• **Your goal**:
Provide the data again in its entirety, exactly as given.

─── Given data ───

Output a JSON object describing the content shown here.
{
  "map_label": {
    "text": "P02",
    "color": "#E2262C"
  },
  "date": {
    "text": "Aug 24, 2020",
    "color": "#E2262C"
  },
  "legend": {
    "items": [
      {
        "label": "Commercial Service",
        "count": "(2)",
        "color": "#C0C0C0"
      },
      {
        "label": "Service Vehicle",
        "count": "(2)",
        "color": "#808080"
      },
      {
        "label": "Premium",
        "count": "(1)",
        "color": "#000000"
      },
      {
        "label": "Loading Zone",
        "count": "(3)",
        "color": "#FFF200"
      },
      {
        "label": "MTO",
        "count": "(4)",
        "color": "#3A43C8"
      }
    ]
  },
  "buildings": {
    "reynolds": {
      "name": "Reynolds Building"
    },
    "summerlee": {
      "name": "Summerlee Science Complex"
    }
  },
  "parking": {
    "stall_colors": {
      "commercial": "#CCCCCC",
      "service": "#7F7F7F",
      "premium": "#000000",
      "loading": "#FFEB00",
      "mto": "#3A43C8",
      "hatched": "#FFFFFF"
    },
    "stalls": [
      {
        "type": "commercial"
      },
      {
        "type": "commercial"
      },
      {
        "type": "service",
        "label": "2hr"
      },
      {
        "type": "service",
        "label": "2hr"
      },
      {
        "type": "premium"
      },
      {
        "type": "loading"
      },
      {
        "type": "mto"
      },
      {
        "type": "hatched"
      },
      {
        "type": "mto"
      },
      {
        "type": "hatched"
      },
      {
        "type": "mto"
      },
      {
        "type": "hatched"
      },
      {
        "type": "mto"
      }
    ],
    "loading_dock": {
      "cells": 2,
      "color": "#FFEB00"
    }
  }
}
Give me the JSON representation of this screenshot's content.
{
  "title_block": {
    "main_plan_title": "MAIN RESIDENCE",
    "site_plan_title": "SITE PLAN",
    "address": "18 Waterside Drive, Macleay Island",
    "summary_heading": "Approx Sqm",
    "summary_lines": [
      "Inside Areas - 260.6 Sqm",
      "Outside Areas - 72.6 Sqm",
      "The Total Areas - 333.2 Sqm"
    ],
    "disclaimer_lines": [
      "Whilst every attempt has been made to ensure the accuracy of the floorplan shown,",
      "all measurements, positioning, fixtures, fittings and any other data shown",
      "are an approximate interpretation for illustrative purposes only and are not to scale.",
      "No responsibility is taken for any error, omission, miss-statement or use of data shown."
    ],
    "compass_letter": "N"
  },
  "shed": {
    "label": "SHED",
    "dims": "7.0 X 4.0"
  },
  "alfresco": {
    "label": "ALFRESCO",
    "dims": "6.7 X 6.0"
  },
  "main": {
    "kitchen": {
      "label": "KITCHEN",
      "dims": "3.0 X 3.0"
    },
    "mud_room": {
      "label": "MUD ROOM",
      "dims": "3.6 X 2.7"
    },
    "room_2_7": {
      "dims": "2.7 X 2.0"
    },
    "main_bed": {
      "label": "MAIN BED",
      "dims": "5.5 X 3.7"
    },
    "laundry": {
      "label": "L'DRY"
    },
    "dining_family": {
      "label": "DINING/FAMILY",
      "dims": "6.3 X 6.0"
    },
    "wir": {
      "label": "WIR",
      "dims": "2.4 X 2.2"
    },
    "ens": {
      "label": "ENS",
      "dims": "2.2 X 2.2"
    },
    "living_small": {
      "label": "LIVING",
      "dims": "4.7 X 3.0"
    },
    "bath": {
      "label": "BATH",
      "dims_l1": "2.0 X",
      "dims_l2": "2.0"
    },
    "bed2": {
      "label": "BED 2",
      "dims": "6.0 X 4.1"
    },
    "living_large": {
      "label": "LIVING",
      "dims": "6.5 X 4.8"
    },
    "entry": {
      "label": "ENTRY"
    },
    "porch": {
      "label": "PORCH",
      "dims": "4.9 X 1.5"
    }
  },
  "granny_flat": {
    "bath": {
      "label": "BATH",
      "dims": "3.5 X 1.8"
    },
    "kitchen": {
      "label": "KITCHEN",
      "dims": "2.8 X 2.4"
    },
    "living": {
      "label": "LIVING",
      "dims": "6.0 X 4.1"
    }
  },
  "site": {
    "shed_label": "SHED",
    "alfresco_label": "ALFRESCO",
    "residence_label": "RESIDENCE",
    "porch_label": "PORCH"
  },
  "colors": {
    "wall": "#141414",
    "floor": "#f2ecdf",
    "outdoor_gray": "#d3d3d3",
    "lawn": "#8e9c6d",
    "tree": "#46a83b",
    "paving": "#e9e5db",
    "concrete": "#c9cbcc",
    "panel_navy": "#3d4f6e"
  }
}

───

• **Full answer**:
Output a JSON object describing the content shown here.
{
  "map_label": {
    "text": "P02",
    "color": "#E2262C"
  },
  "date": {
    "text": "Aug 24, 2020",
    "color": "#E2262C"
  },
  "legend": {
    "items": [
      {
        "label": "Commercial Service",
        "count": "(2)",
        "color": "#C0C0C0"
      },
      {
        "label": "Service Vehicle",
        "count": "(2)",
        "color": "#808080"
      },
      {
        "label": "Premium",
        "count": "(1)",
        "color": "#000000"
      },
      {
        "label": "Loading Zone",
        "count": "(3)",
        "color": "#FFF200"
      },
      {
        "label": "MTO",
        "count": "(4)",
        "color": "#3A43C8"
      }
    ]
  },
  "buildings": {
    "reynolds": {
      "name": "Reynolds Building"
    },
    "summerlee": {
      "name": "Summerlee Science Complex"
    }
  },
  "parking": {
    "stall_colors": {
      "commercial": "#CCCCCC",
      "service": "#7F7F7F",
      "premium": "#000000",
      "loading": "#FFEB00",
      "mto": "#3A43C8",
      "hatched": "#FFFFFF"
    },
    "stalls": [
      {
        "type": "commercial"
      },
      {
        "type": "commercial"
      },
      {
        "type": "service",
        "label": "2hr"
      },
      {
        "type": "service",
        "label": "2hr"
      },
      {
        "type": "premium"
      },
      {
        "type": "loading"
      },
      {
        "type": "mto"
      },
      {
        "type": "hatched"
      },
      {
        "type": "mto"
      },
      {
        "type": "hatched"
      },
      {
        "type": "mto"
      },
      {
        "type": "hatched"
      },
      {
        "type": "mto"
      }
    ],
    "loading_dock": {
      "cells": 2,
      "color": "#FFEB00"
    }
  }
}
Give me the JSON representation of this screenshot's content.
{
  "title_block": {
    "main_plan_title": "MAIN RESIDENCE",
    "site_plan_title": "SITE PLAN",
    "address": "18 Waterside Drive, Macleay Island",
    "summary_heading": "Approx Sqm",
    "summary_lines": [
      "Inside Areas - 260.6 Sqm",
      "Outside Areas - 72.6 Sqm",
      "The Total Areas - 333.2 Sqm"
    ],
    "disclaimer_lines": [
      "Whilst every attempt has been made to ensure the accuracy of the floorplan shown,",
      "all measurements, positioning, fixtures, fittings and any other data shown",
      "are an approximate interpretation for illustrative purposes only and are not to scale.",
      "No responsibility is taken for any error, omission, miss-statement or use of data shown."
    ],
    "compass_letter": "N"
  },
  "shed": {
    "label": "SHED",
    "dims": "7.0 X 4.0"
  },
  "alfresco": {
    "label": "ALFRESCO",
    "dims": "6.7 X 6.0"
  },
  "main": {
    "kitchen": {
      "label": "KITCHEN",
      "dims": "3.0 X 3.0"
    },
    "mud_room": {
      "label": "MUD ROOM",
      "dims": "3.6 X 2.7"
    },
    "room_2_7": {
      "dims": "2.7 X 2.0"
    },
    "main_bed": {
      "label": "MAIN BED",
      "dims": "5.5 X 3.7"
    },
    "laundry": {
      "label": "L'DRY"
    },
    "dining_family": {
      "label": "DINING/FAMILY",
      "dims": "6.3 X 6.0"
    },
    "wir": {
      "label": "WIR",
      "dims": "2.4 X 2.2"
    },
    "ens": {
      "label": "ENS",
      "dims": "2.2 X 2.2"
    },
    "living_small": {
      "label": "LIVING",
      "dims": "4.7 X 3.0"
    },
    "bath": {
      "label": "BATH",
      "dims_l1": "2.0 X",
      "dims_l2": "2.0"
    },
    "bed2": {
      "label": "BED 2",
      "dims": "6.0 X 4.1"
    },
    "living_large": {
      "label": "LIVING",
      "dims": "6.5 X 4.8"
    },
    "entry": {
      "label": "ENTRY"
    },
    "porch": {
      "label": "PORCH",
      "dims": "4.9 X 1.5"
    }
  },
  "granny_flat": {
    "bath": {
      "label": "BATH",
      "dims": "3.5 X 1.8"
    },
    "kitchen": {
      "label": "KITCHEN",
      "dims": "2.8 X 2.4"
    },
    "living": {
      "label": "LIVING",
      "dims": "6.0 X 4.1"
    }
  },
  "site": {
    "shed_label": "SHED",
    "alfresco_label": "ALFRESCO",
    "residence_label": "RESIDENCE",
    "porch_label": "PORCH"
  },
  "colors": {
    "wall": "#141414",
    "floor": "#f2ecdf",
    "outdoor_gray": "#d3d3d3",
    "lawn": "#8e9c6d",
    "tree": "#46a83b",
    "paving": "#e9e5db",
    "concrete": "#c9cbcc",
    "panel_navy": "#3d4f6e"
  }
}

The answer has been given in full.